» **CONSEGNA DELL'ESERCIZIO A**:
Secondo il brano sulla famiglia Müller, in quale città e in che anno è nato Viktor?

» **BRANO FORNITO**:
+ + +

Viktor Müller era nato a
Graz nel 1898, primogenito di Wolfgang e di Margaretha Müller, entrambi di
professione “serventi”, che si erano sposati tre anni prima in quella stessa
città. Alla nascita di Viktor era seguita nel 1901 quella del fratello Ludwig,
citato nel messaggio sul retro della cartolina, e poi quella della sorellina
Magdalena, nel 1904. Ultima nata per la famiglia Müller era stata Susanne, nel
1911, che purtroppo era morta solo due giorni dopo la sua nascita. La morte di
Susanne sembra rappresentare anche l’inizio di una serie di tragedie che
colpiscono la famiglia Müller negli anni successivi.
Solo tre anni dopo,
infatti, nel 1914, muore a causa di un “difetto cardiaco” il padre di Viktor,
di soli 47 anni. Sua moglie Margaretha rimane vedova a 45 anni con i tre figli
che hanno rispettivamente 16 (Viktor), 13 (Ludwig) e 11 (Magdalena) anni. Nel
corso degli anni precedenti, la famiglia si era trasferita più volte in diversi
appartamenti nello stesso quartiere della città, ma alla morte del padre abita
già all’indirizzo scritto sulla cartolina.

+ + +

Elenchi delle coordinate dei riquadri
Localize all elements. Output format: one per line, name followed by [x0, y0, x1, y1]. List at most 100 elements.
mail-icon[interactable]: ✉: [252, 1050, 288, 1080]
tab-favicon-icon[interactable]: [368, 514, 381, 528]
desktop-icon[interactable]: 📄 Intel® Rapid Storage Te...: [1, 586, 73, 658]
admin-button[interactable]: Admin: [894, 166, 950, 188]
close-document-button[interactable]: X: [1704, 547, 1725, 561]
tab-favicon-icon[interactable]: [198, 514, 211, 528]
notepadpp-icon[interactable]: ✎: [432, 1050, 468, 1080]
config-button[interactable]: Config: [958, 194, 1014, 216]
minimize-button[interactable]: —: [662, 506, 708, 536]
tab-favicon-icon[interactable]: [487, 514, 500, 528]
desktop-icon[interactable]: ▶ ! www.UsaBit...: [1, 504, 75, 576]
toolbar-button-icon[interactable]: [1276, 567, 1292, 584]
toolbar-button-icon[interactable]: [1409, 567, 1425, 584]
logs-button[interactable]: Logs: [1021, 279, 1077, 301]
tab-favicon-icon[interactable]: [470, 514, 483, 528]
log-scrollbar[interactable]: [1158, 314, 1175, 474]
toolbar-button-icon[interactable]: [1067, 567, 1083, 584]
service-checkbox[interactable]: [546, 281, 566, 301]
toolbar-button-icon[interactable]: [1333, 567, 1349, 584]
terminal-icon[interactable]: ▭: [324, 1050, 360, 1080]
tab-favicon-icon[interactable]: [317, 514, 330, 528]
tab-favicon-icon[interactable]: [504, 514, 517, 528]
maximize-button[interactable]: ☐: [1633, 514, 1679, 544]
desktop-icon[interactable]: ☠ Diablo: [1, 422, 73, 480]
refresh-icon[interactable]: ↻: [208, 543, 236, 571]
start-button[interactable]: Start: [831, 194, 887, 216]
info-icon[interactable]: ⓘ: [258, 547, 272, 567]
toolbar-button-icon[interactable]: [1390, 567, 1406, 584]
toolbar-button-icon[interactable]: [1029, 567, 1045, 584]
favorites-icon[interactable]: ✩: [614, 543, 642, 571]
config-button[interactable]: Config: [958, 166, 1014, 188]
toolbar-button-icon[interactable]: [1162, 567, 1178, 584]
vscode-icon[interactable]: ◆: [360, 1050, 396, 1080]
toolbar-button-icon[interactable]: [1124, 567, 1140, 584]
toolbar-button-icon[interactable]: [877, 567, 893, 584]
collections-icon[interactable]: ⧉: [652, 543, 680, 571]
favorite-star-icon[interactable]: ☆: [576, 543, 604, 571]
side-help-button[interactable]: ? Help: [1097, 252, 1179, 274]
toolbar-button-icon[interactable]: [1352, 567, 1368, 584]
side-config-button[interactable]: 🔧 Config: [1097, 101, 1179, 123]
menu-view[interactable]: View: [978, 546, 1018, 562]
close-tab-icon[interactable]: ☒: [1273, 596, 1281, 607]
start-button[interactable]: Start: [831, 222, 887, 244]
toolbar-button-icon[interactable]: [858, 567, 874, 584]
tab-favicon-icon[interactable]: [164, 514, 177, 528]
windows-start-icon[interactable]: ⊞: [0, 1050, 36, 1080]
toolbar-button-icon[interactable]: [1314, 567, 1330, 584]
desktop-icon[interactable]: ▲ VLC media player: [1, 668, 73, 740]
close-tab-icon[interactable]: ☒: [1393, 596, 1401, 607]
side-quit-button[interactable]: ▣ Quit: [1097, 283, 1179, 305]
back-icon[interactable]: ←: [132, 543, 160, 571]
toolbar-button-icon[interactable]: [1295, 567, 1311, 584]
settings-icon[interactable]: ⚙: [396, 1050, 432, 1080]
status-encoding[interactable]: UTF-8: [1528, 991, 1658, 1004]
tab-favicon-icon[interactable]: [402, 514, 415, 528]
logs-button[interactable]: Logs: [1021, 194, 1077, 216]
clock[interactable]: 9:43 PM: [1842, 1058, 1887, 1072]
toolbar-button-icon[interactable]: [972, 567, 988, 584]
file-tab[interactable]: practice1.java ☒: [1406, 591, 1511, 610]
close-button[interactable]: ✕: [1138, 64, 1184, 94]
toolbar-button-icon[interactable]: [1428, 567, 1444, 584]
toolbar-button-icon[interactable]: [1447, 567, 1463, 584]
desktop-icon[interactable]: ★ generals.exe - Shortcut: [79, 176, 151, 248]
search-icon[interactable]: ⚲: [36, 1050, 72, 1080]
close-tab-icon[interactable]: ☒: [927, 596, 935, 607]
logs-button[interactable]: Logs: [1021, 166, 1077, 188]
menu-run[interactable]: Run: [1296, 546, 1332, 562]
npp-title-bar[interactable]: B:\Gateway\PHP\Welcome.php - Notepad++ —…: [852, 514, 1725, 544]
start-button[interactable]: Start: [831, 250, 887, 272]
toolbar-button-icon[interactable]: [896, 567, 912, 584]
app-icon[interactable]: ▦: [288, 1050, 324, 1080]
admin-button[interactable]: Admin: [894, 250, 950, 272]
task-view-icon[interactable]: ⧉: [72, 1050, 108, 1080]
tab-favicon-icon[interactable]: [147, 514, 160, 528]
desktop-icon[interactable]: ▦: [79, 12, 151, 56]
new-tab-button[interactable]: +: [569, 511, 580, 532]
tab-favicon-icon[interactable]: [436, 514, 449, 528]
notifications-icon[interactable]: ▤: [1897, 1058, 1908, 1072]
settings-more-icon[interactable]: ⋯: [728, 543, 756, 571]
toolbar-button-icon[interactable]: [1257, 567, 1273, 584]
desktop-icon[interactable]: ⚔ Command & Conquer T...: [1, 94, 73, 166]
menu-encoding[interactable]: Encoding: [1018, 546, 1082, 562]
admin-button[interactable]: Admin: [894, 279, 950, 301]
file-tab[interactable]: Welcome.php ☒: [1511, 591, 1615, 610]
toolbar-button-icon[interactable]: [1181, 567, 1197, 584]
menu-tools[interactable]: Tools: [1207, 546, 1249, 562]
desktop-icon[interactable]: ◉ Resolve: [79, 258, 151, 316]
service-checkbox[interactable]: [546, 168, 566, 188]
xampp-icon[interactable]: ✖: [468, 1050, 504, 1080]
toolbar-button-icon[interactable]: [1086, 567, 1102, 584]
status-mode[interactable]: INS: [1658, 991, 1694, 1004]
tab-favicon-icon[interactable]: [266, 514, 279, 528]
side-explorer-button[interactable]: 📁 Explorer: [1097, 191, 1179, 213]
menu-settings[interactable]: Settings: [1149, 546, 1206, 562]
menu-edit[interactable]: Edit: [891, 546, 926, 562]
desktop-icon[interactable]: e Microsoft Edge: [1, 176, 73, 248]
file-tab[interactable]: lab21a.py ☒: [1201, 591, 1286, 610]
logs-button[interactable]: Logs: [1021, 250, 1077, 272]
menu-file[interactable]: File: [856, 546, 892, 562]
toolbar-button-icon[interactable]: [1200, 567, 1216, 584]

+ + +

» **CONSEGNA DELL'ESERCIZIO B**:
Formatta come tabella Markdown, con le colonne "Numero" e "Contenuto", le righe dell'elenco delle coordinate dei riquadri a partire dalla prima e fino a quella che contiene "tab-favicon-icon[interactable]: [198, 514, 211, 528]", entrambe incluse. Tralascia le righe vuote.

» **RISPOSTA A**:
A Graz, nel 1898.

» **RISPOSTA B**:
| Numero | Contenuto |
|---|---|
| 1 | Localize all elements. Output format: one per line, name followed by [x0, y0, x1, y1]. List at most 100 elements. |
| 2 | mail-icon[interactable]: ✉: [252, 1050, 288, 1080] |
| 3 | tab-favicon-icon[interactable]: [368, 514, 381, 528] |
| 4 | desktop-icon[interactable]: 📄 Intel® Rapid Storage Te...: [1, 586, 73, 658] |
| 5 | admin-button[interactable]: Admin: [894, 166, 950, 188] |
| 6 | close-document-button[interactable]: X: [1704, 547, 1725, 561] |
| 7 | tab-favicon-icon[interactable]: [198, 514, 211, 528] |